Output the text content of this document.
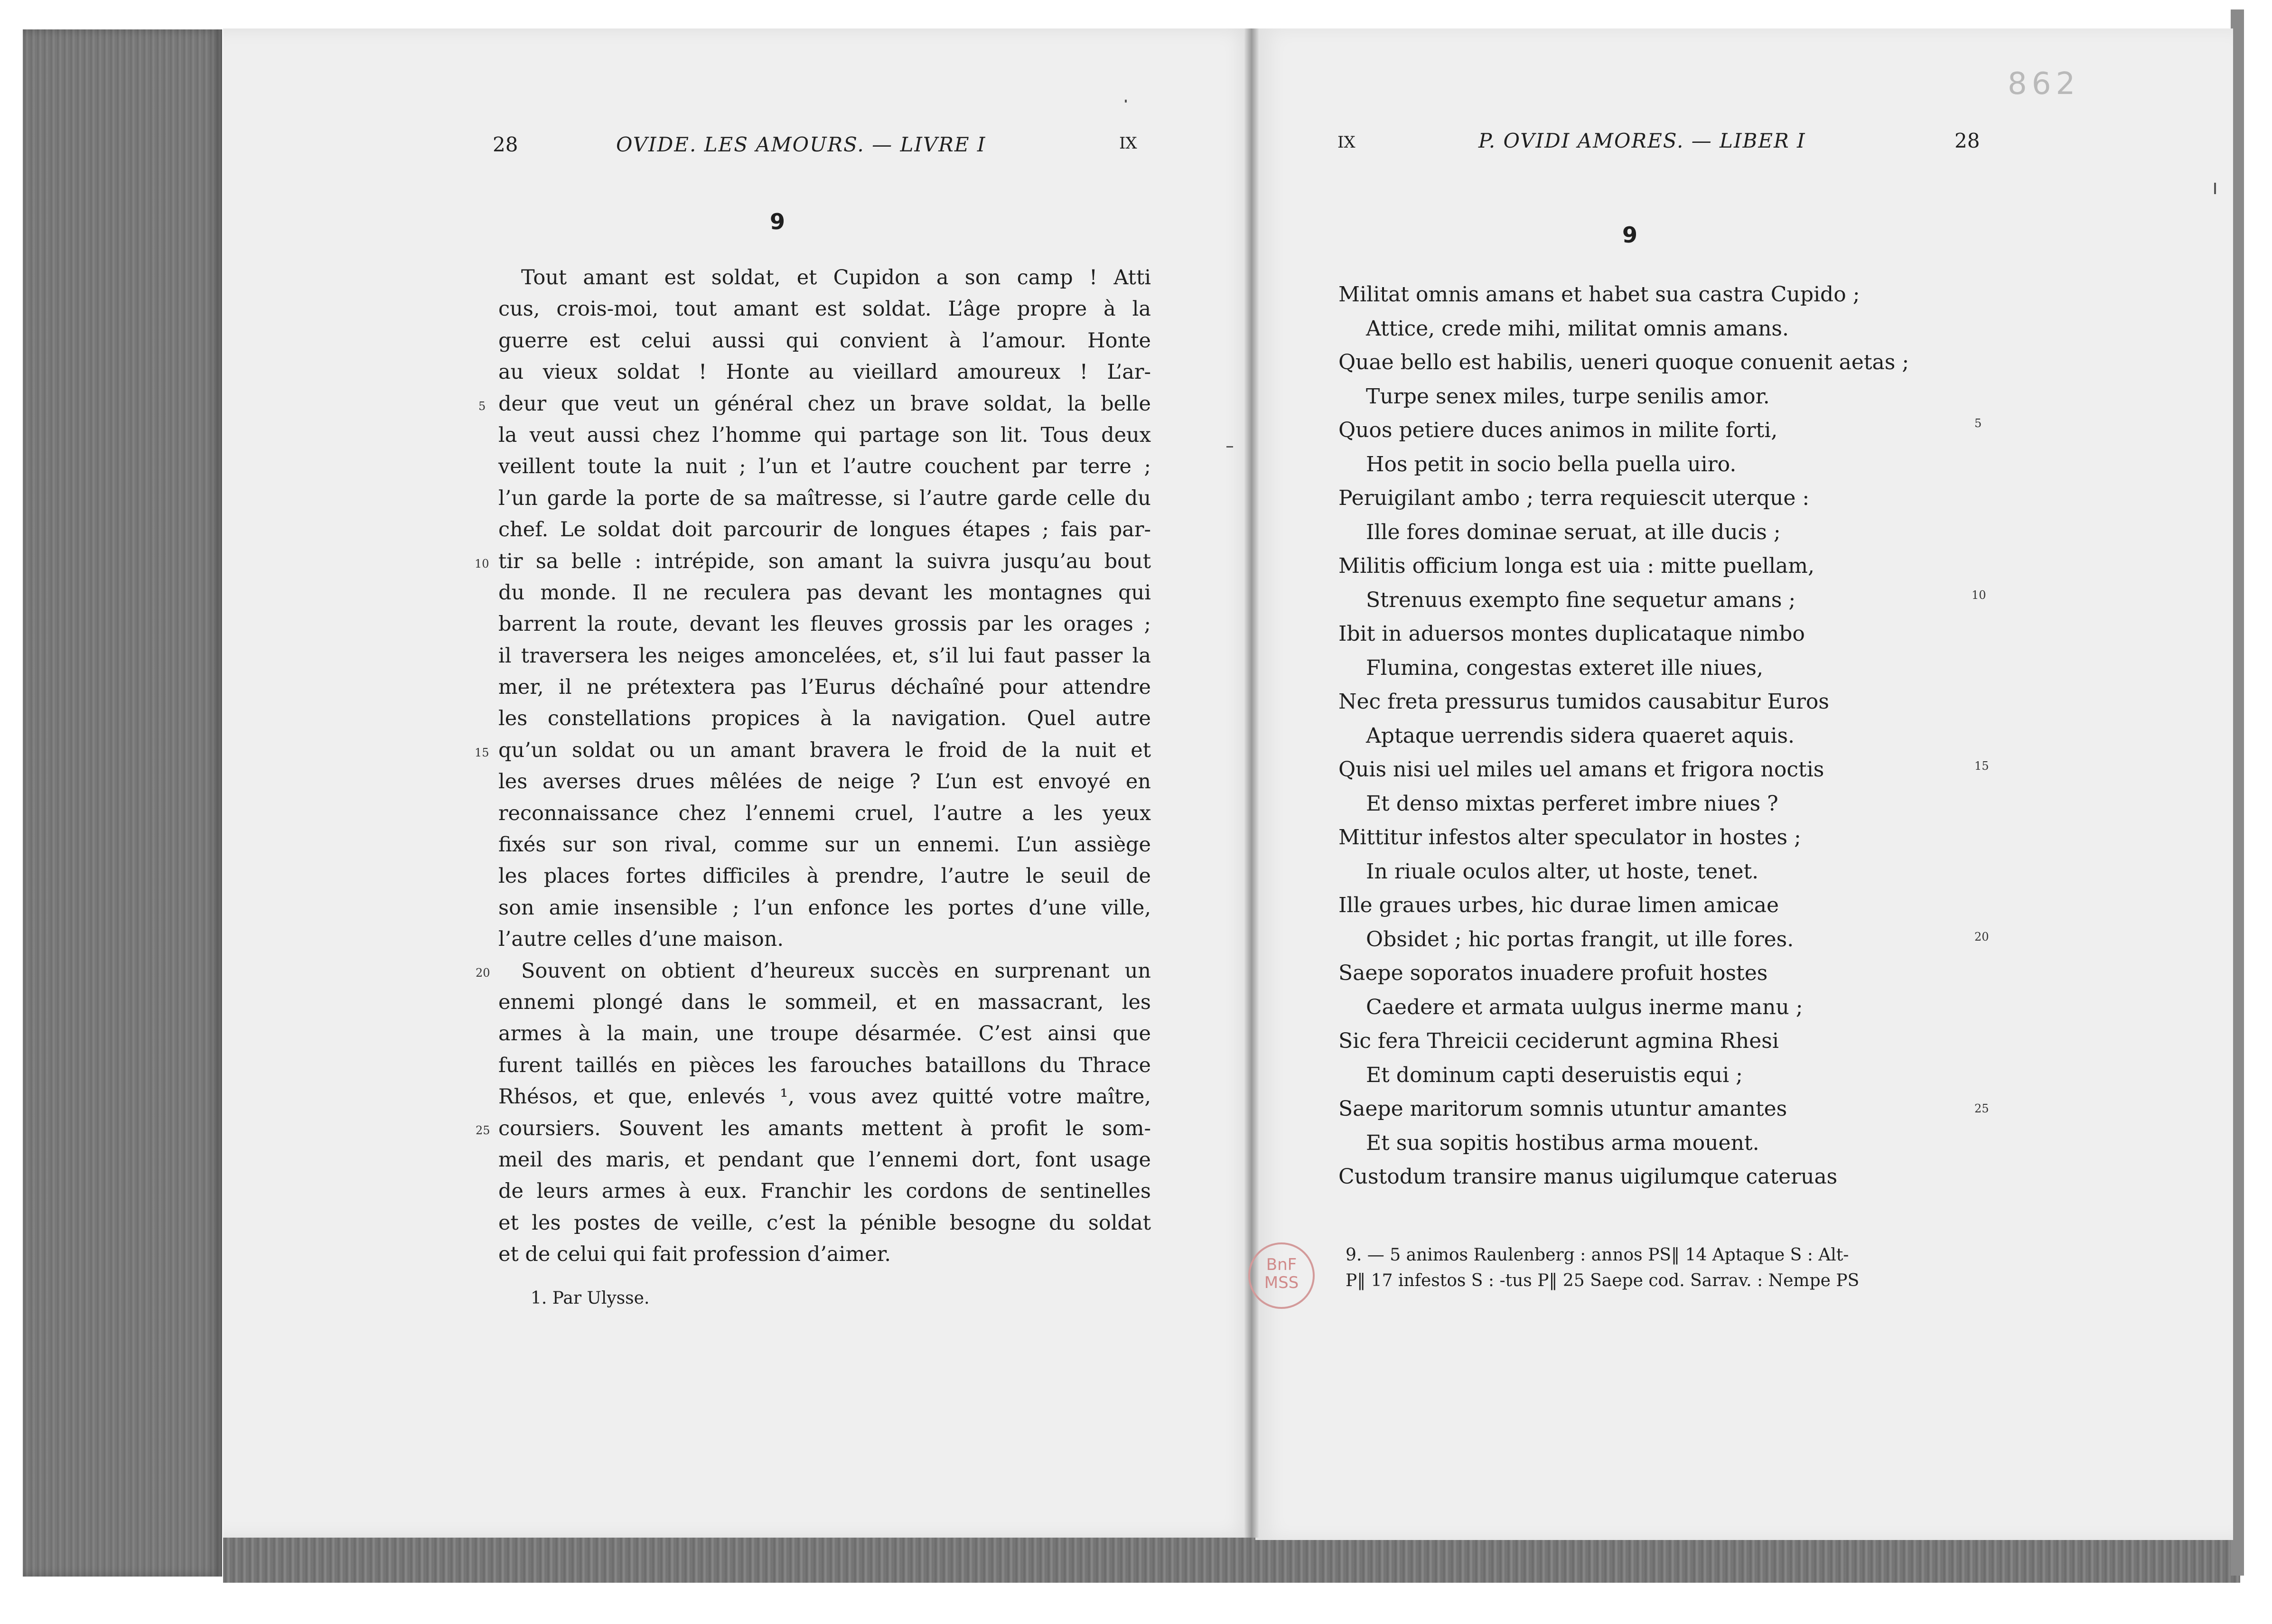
862
28	OVIDE. LES AMOURS. — LIVRE I	IX
9
IX	P. OVIDI AMORES. — LIBER I	28
9
Tout amant est soldat, et Cupidon a son camp ! Atti
cus, crois-moi, tout amant est soldat. L’âge propre à la
guerre est celui aussi qui convient à l’amour. Honte
au vieux soldat ! Honte au vieillard amoureux ! L’ar-
deur que veut un général chez un brave soldat, la belle
la veut aussi chez l’homme qui partage son lit. Tous deux
veillent toute la nuit ; l’un et l’autre couchent par terre ;
l’un garde la porte de sa maîtresse, si l’autre garde celle du
chef. Le soldat doit parcourir de longues étapes ; fais par-
tir sa belle : intrépide, son amant la suivra jusqu’au bout
du monde. Il ne reculera pas devant les montagnes qui
barrent la route, devant les fleuves grossis par les orages ;
il traversera les neiges amoncelées, et, s’il lui faut passer la
mer, il ne prétextera pas l’Eurus déchaîné pour attendre
les constellations propices à la navigation. Quel autre
qu’un soldat ou un amant bravera le froid de la nuit et
les averses drues mêlées de neige ? L’un est envoyé en
reconnaissance chez l’ennemi cruel, l’autre a les yeux
fixés sur son rival, comme sur un ennemi. L’un assiège
les places fortes difficiles à prendre, l’autre le seuil de
son amie insensible ; l’un enfonce les portes d’une ville,
l’autre celles d’une maison.
Souvent on obtient d’heureux succès en surprenant un
ennemi plongé dans le sommeil, et en massacrant, les
armes à la main, une troupe désarmée. C’est ainsi que
furent taillés en pièces les farouches bataillons du Thrace
Rhésos, et que, enlevés ¹, vous avez quitté votre maître,
coursiers. Souvent les amants mettent à profit le som-
meil des maris, et pendant que l’ennemi dort, font usage
de leurs armes à eux. Franchir les cordons de sentinelles
et les postes de veille, c’est la pénible besogne du soldat
et de celui qui fait profession d’aimer.
5
10
15
20
25
1. Par Ulysse.
Militat omnis amans et habet sua castra Cupido ;
Attice, crede mihi, militat omnis amans.
Quae bello est habilis, ueneri quoque conuenit aetas ;
Turpe senex miles, turpe senilis amor.
Quos petiere duces animos in milite forti,
Hos petit in socio bella puella uiro.
Peruigilant ambo ; terra requiescit uterque :
Ille fores dominae seruat, at ille ducis ;
Militis officium longa est uia : mitte puellam,
Strenuus exempto fine sequetur amans ;
Ibit in aduersos montes duplicataque nimbo
Flumina, congestas exteret ille niues,
Nec freta pressurus tumidos causabitur Euros
Aptaque uerrendis sidera quaeret aquis.
Quis nisi uel miles uel amans et frigora noctis
Et denso mixtas perferet imbre niues ?
Mittitur infestos alter speculator in hostes ;
In riuale oculos alter, ut hoste, tenet.
Ille graues urbes, hic durae limen amicae
Obsidet ; hic portas frangit, ut ille fores.
Saepe soporatos inuadere profuit hostes
Caedere et armata uulgus inerme manu ;
Sic fera Threicii ceciderunt agmina Rhesi
Et dominum capti deseruistis equi ;
Saepe maritorum somnis utuntur amantes
Et sua sopitis hostibus arma mouent.
Custodum transire manus uigilumque cateruas
5
10
15
20
25
9. — 5 animos Raulenberg : annos PS‖ 14 Aptaque S : Alt-
P‖ 17 infestos S : -tus P‖ 25 Saepe cod. Sarrav. : Nempe PS
BnF
MSS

**********

* PROBLEM: Find the string "Souvent" in the listing and return every line that holds it.

* REPLY TO THE TASK:
Souvent on obtient d’heureux succès en surprenant un
coursiers. Souvent les amants mettent à profit le som-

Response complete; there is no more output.